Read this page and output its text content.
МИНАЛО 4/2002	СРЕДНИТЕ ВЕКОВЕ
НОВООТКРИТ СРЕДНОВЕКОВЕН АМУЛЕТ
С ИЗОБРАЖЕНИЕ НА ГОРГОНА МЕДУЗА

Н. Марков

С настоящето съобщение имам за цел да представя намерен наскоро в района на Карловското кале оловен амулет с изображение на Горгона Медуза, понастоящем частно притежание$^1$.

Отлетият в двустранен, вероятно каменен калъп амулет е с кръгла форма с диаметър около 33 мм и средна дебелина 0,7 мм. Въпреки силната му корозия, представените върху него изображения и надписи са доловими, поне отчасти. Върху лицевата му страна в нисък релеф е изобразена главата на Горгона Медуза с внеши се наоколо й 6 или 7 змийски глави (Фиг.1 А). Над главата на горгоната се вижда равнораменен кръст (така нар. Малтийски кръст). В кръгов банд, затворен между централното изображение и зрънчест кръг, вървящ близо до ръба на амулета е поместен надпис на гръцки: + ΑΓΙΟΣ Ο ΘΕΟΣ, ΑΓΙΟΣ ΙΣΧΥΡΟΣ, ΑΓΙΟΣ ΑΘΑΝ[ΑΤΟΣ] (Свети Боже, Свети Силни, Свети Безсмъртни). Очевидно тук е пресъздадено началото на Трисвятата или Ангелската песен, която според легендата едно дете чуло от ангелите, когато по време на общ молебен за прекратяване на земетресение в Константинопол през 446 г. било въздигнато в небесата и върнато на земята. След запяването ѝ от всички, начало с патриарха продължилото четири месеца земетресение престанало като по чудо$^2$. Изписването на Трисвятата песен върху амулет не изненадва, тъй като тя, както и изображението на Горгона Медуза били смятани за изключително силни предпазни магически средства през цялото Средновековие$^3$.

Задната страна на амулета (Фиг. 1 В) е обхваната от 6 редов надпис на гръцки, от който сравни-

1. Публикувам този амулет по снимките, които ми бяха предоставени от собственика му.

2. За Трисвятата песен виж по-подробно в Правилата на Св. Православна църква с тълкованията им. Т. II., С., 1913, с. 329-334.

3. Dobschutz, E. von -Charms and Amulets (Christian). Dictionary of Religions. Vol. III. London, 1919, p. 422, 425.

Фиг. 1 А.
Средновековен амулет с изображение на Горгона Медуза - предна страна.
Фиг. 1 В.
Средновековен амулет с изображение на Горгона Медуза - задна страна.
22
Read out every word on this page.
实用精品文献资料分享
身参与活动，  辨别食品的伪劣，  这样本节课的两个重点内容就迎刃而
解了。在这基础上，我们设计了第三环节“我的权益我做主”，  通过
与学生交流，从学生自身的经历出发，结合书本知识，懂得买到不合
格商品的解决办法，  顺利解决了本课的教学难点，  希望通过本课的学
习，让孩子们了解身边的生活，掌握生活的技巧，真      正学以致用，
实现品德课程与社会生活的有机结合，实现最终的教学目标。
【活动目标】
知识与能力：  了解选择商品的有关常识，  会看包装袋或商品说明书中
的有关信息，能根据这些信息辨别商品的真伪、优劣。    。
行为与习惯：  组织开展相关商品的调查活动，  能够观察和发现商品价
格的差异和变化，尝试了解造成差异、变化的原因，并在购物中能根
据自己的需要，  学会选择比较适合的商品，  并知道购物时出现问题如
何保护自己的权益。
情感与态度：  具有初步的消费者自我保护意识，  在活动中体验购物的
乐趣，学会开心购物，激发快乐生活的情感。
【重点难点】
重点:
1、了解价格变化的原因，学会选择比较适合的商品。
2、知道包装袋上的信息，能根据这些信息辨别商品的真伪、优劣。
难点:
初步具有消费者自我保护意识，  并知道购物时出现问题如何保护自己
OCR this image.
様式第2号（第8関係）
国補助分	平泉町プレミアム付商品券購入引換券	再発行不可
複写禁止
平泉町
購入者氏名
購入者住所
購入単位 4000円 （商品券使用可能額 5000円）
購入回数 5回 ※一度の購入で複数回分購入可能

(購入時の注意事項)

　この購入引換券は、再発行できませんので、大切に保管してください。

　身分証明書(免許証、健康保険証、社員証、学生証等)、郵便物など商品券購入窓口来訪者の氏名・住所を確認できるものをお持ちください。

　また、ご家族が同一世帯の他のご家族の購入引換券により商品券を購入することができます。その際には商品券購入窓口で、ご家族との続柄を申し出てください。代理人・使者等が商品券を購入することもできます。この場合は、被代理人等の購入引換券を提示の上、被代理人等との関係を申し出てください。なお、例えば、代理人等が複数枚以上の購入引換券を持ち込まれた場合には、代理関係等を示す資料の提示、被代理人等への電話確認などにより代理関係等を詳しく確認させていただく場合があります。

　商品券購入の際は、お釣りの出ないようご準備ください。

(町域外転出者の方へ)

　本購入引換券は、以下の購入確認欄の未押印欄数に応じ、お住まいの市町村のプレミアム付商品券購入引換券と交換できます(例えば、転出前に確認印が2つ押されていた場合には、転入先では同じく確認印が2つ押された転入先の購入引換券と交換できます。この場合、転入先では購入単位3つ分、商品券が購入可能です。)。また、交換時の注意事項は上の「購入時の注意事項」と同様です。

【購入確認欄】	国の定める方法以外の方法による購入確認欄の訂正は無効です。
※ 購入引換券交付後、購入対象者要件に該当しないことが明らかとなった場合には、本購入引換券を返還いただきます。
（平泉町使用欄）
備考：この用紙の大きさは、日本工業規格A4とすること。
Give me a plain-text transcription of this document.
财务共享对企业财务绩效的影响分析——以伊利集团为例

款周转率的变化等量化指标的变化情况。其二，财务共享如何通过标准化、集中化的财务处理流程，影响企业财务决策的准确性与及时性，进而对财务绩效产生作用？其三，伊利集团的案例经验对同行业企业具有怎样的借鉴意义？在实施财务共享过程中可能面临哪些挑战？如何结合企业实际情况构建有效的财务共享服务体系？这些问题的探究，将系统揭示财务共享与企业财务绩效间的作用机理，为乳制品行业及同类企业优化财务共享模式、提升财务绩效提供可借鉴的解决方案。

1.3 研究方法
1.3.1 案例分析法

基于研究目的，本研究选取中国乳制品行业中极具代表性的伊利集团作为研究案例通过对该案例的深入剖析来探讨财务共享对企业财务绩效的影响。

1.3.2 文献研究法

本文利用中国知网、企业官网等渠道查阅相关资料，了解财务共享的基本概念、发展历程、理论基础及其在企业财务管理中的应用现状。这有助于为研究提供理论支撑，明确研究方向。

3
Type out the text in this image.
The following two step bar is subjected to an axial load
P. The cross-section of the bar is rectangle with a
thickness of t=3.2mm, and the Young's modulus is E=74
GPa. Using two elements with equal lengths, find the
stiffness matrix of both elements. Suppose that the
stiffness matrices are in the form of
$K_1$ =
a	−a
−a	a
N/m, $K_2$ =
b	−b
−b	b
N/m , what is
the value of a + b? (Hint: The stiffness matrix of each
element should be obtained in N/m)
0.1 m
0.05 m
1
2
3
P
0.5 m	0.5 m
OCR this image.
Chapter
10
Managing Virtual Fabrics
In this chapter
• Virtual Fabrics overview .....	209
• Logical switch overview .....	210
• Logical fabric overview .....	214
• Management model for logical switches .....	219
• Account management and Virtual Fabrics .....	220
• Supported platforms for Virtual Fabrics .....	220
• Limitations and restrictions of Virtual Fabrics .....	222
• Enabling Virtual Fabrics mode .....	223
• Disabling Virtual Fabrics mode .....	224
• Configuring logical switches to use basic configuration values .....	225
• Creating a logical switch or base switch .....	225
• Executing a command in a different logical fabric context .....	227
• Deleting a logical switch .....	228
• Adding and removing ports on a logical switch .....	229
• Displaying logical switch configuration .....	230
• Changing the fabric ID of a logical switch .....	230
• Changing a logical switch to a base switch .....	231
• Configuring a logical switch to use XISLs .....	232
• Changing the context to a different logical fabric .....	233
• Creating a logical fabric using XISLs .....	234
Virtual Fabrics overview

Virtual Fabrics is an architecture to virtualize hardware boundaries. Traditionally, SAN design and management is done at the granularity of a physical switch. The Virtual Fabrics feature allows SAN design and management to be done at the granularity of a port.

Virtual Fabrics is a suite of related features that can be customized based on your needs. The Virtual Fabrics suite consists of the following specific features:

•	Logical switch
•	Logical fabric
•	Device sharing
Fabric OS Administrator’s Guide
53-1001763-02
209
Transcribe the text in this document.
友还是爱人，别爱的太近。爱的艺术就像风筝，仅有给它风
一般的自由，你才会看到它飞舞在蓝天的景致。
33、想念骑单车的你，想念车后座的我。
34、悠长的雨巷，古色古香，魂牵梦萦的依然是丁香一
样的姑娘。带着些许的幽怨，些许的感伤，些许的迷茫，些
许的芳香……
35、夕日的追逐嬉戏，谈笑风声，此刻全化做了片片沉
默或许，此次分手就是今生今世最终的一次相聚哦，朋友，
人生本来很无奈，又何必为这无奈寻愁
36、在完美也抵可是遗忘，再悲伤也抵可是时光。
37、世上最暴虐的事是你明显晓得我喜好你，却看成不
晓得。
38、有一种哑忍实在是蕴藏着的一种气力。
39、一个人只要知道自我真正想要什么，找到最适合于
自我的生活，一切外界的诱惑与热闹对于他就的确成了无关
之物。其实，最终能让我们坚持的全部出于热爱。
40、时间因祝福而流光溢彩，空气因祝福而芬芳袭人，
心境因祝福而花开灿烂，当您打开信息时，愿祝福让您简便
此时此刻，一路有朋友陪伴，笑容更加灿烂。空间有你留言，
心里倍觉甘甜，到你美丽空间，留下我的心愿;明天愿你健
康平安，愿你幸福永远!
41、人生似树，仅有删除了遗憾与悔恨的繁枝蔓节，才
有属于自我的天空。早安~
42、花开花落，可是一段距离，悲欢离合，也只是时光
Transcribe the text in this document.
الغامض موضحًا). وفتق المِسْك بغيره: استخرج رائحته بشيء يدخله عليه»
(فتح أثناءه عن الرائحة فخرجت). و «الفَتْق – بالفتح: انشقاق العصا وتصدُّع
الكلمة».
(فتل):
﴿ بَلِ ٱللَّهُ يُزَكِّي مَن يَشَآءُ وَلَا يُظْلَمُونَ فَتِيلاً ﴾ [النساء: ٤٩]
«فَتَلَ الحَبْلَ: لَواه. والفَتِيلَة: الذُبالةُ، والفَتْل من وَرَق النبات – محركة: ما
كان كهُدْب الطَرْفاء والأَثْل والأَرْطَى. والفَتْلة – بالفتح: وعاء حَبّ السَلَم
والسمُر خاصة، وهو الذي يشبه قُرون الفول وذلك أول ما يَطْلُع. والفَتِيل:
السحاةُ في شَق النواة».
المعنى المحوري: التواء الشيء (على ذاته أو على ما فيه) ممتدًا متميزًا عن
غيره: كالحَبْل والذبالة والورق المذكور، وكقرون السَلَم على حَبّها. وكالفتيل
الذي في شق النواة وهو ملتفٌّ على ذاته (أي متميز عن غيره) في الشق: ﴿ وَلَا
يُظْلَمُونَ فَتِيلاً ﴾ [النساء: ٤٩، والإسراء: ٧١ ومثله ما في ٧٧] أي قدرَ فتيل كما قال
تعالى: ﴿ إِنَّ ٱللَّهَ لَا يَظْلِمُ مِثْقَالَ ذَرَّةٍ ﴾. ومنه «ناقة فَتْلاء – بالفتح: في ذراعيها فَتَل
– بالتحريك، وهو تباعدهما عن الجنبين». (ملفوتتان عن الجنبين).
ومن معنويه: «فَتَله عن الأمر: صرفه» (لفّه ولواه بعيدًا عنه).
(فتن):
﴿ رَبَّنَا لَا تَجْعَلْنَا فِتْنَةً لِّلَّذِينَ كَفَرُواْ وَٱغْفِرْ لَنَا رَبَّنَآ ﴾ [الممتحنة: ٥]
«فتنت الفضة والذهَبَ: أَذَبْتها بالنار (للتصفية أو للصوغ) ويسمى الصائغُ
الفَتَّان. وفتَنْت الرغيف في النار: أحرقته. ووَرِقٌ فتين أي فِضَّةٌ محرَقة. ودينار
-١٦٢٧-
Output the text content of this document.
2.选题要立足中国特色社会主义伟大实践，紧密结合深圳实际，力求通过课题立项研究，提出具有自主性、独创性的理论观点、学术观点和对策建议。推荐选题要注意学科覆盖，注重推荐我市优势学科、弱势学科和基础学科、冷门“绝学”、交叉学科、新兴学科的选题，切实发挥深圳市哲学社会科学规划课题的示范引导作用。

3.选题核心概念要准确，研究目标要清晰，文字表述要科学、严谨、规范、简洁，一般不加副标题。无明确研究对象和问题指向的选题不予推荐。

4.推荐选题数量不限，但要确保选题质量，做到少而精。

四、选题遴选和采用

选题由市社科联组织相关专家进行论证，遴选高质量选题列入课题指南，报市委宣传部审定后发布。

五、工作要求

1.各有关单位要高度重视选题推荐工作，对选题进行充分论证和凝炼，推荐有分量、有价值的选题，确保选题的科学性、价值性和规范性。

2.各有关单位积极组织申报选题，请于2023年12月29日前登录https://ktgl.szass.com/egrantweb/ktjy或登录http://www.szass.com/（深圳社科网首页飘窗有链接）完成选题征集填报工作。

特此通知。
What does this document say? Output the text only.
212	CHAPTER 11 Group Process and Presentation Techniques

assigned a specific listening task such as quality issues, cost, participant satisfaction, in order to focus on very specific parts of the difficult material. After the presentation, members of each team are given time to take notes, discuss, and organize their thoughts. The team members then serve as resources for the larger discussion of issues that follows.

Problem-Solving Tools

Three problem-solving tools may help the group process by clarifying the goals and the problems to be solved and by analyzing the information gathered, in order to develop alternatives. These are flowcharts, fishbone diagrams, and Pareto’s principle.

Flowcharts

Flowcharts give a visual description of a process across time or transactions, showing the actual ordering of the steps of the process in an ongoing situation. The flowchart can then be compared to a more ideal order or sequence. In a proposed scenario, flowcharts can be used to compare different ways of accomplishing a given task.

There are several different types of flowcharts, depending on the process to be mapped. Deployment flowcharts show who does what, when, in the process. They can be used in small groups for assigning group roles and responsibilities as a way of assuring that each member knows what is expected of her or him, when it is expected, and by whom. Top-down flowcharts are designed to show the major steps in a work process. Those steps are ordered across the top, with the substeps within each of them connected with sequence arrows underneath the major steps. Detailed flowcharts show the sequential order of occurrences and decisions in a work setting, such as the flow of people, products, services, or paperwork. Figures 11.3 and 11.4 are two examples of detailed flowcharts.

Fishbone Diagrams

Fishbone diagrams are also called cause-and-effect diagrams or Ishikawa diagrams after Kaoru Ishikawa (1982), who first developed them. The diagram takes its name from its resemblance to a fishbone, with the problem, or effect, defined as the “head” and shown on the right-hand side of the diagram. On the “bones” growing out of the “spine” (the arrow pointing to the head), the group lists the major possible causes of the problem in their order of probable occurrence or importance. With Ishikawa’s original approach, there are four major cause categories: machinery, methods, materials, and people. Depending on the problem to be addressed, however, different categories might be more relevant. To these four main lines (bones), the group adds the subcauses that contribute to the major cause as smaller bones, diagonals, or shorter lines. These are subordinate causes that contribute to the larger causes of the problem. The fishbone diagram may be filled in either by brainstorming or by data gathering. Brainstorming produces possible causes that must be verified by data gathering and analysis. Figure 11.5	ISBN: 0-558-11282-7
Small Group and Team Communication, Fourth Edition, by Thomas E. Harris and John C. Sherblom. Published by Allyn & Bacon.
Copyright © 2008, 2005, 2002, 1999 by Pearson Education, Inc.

Your task:
Identify and copy lines that hold the string "النواة".

Solution to the exercise:
السحاةُ في شَق النواة».
الذي في شق النواة وهو ملتفٌّ على ذاته (أي متميز عن غيره) في الشق: ﴿ وَلَا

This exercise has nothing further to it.